**What the task requires:** Draw out every line with the word "nAChRs" from the listing below.

**Source material:**
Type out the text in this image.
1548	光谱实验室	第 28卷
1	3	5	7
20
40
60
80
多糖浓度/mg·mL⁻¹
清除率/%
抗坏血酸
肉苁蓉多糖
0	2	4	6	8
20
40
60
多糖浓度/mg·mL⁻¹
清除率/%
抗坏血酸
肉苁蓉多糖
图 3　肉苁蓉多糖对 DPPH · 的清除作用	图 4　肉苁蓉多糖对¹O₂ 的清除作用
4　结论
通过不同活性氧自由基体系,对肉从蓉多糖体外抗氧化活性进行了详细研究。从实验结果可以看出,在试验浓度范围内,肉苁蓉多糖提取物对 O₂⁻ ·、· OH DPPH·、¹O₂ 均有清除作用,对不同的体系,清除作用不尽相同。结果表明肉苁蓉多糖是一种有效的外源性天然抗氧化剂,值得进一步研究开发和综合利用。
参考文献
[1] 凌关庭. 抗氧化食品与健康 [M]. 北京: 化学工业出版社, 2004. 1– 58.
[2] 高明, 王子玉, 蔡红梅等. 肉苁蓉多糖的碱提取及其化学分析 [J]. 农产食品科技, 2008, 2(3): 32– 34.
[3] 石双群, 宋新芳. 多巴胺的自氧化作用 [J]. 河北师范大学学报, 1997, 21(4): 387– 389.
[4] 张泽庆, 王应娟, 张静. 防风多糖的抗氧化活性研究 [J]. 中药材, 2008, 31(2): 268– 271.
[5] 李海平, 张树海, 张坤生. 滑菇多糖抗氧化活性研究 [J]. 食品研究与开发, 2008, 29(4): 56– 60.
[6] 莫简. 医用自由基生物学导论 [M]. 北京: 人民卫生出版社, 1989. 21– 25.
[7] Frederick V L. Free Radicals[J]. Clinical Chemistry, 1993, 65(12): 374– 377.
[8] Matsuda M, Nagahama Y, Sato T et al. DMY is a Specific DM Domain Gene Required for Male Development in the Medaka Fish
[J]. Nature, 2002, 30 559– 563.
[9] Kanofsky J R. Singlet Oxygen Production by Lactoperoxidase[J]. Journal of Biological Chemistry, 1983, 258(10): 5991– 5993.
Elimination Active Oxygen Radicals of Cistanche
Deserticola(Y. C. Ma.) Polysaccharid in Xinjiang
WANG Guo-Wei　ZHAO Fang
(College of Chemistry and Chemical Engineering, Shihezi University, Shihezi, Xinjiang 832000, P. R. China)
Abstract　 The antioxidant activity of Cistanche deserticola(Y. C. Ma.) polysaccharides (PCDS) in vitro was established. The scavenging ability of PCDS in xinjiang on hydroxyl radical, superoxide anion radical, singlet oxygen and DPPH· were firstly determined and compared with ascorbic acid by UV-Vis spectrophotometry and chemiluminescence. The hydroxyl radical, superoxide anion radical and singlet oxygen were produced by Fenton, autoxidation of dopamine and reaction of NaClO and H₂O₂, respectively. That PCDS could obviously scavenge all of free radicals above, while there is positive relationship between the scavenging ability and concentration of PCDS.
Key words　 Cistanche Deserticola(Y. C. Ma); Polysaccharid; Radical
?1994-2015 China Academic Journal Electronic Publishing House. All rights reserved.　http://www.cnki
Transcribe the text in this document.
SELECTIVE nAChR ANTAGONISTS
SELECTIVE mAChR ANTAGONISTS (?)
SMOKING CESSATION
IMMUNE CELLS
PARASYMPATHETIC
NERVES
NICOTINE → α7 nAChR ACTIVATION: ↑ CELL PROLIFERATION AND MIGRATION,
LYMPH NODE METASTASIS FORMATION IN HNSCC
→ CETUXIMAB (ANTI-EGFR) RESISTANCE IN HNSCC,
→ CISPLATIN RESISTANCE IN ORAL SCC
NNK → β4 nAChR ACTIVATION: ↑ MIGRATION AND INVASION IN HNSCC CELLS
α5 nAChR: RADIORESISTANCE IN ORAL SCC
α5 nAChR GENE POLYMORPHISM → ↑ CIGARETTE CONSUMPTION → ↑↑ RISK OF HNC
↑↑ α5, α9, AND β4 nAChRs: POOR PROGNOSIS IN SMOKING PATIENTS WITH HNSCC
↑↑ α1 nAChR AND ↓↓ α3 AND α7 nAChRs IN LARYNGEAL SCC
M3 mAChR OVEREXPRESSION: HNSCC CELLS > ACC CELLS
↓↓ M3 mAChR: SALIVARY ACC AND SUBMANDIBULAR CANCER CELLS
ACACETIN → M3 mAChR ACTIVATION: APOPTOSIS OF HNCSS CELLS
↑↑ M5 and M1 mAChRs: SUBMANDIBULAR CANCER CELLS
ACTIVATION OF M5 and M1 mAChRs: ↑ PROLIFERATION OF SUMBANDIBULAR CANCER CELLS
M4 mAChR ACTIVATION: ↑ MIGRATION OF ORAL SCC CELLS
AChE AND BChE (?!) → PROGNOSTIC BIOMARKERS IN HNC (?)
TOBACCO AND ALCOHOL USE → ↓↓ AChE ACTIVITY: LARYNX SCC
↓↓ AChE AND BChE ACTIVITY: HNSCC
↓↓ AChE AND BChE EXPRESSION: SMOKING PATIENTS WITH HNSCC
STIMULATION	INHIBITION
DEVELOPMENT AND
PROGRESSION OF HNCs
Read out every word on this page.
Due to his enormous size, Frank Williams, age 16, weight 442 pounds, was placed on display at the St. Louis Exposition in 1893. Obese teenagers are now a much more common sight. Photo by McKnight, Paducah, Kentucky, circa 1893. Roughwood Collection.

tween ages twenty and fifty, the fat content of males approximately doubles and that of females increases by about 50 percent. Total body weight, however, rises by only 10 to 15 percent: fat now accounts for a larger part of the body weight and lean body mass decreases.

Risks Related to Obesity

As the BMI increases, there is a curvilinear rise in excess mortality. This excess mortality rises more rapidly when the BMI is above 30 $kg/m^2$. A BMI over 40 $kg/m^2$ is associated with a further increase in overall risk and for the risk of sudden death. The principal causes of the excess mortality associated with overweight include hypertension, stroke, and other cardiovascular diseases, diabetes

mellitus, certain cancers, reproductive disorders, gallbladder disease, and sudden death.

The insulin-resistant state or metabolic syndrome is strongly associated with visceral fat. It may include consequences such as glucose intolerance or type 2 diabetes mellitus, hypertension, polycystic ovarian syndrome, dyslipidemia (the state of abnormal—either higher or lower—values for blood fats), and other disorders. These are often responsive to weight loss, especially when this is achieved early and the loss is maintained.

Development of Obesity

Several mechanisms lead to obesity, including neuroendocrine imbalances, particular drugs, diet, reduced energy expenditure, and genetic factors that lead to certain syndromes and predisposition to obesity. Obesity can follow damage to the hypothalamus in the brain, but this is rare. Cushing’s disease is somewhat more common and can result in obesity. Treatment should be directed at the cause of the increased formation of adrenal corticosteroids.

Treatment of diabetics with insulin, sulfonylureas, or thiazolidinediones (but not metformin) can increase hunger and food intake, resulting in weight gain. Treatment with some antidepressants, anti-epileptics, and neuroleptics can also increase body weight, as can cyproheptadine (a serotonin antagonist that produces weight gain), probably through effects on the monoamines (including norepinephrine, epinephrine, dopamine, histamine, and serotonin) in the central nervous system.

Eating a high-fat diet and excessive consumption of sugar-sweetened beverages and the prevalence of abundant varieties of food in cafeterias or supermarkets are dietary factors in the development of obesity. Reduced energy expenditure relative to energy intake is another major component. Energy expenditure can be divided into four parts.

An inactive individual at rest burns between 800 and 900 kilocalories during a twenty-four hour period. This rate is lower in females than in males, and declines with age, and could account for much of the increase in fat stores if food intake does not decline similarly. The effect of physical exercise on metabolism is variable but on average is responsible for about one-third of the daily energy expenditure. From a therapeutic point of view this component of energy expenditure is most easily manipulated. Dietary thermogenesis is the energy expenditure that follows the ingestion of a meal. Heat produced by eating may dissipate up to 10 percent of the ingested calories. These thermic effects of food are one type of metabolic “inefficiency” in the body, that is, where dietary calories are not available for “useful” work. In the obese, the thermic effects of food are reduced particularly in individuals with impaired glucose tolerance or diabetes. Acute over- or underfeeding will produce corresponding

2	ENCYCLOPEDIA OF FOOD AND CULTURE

**Completed task:**
↑↑ α5, α9, AND β4 nAChRs: POOR PROGNOSIS IN SMOKING PATIENTS WITH HNSCC
↑↑ α1 nAChR AND ↓↓ α3 AND α7 nAChRs IN LARYNGEAL SCC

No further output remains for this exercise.